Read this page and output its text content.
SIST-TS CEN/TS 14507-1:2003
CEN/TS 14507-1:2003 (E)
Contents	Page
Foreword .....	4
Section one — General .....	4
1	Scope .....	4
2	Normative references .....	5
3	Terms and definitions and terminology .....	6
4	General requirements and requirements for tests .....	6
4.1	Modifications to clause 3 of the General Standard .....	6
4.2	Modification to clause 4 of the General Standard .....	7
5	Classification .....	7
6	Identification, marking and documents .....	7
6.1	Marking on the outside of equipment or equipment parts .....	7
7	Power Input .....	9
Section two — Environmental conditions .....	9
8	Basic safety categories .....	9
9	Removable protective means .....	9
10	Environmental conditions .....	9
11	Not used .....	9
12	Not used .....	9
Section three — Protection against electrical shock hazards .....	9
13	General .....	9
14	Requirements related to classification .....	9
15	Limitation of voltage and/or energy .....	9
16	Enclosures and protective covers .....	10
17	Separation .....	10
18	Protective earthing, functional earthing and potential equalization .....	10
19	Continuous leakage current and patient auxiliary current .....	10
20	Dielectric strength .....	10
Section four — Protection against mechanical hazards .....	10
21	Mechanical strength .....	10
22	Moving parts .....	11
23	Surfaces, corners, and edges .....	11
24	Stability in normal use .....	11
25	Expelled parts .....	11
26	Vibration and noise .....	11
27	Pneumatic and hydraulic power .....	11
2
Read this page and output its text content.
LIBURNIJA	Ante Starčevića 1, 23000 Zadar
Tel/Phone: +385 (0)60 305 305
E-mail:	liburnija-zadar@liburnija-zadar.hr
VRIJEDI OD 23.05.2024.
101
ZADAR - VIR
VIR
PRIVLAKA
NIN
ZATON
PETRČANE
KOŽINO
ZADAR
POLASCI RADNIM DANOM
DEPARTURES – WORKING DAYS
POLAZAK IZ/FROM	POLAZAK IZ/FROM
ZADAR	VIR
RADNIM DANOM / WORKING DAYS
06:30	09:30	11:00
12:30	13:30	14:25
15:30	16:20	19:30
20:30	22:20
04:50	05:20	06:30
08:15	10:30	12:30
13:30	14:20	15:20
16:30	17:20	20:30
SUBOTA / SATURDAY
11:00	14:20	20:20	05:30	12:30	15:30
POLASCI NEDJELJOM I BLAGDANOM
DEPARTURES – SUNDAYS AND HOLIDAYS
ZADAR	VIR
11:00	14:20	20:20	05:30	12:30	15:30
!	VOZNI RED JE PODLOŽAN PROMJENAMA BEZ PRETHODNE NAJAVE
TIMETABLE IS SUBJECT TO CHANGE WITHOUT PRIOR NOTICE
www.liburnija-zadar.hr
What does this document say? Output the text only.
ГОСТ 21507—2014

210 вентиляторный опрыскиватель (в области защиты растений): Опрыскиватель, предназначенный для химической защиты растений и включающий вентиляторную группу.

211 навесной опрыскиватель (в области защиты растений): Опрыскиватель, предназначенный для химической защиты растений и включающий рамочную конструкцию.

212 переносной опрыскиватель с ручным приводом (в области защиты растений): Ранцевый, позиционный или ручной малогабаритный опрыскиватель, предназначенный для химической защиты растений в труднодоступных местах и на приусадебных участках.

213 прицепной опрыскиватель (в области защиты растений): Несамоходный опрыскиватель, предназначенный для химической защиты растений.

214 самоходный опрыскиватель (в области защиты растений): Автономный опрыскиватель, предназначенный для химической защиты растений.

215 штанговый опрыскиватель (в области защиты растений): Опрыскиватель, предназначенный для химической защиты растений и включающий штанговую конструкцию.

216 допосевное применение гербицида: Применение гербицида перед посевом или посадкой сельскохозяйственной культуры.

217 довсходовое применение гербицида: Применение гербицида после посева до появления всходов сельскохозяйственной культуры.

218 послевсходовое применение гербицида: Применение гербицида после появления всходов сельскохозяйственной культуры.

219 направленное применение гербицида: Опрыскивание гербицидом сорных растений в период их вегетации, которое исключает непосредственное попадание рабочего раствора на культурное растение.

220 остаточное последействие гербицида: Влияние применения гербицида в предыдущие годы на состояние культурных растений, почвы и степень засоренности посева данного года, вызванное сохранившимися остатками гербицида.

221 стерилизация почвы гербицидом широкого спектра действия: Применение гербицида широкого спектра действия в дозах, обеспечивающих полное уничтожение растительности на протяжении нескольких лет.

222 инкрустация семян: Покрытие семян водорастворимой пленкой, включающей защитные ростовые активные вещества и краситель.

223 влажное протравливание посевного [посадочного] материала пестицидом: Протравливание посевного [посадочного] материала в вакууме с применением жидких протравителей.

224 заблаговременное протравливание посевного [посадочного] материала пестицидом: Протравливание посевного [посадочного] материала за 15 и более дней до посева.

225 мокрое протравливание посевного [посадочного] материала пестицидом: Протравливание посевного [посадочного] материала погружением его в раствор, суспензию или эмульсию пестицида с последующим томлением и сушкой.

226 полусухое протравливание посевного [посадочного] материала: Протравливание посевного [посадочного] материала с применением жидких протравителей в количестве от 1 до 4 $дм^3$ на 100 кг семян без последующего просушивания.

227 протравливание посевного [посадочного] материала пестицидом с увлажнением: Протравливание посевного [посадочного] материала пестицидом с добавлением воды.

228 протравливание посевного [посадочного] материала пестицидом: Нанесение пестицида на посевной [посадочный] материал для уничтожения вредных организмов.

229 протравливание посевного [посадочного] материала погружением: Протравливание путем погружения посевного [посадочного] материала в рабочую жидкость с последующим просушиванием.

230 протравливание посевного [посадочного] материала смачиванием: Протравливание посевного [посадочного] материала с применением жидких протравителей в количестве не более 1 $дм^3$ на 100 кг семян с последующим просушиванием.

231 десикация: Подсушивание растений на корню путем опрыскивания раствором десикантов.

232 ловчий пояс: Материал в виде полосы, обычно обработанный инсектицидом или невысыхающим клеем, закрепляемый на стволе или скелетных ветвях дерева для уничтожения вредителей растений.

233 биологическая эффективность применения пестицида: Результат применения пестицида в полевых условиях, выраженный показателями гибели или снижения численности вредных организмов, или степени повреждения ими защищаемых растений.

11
◇ ◇ ◇ ◇
Write out every line from the entries where "организмов" appears.

228 протравливание посевного [посадочного] материала пестицидом: Нанесение пестицида на посевной [посадочный] материал для уничтожения вредных организмов.
233 биологическая эффективность применения пестицида: Результат применения пестицида в полевых условиях, выраженный показателями гибели или снижения численности вредных организмов, или степени повреждения ими защищаемых растений.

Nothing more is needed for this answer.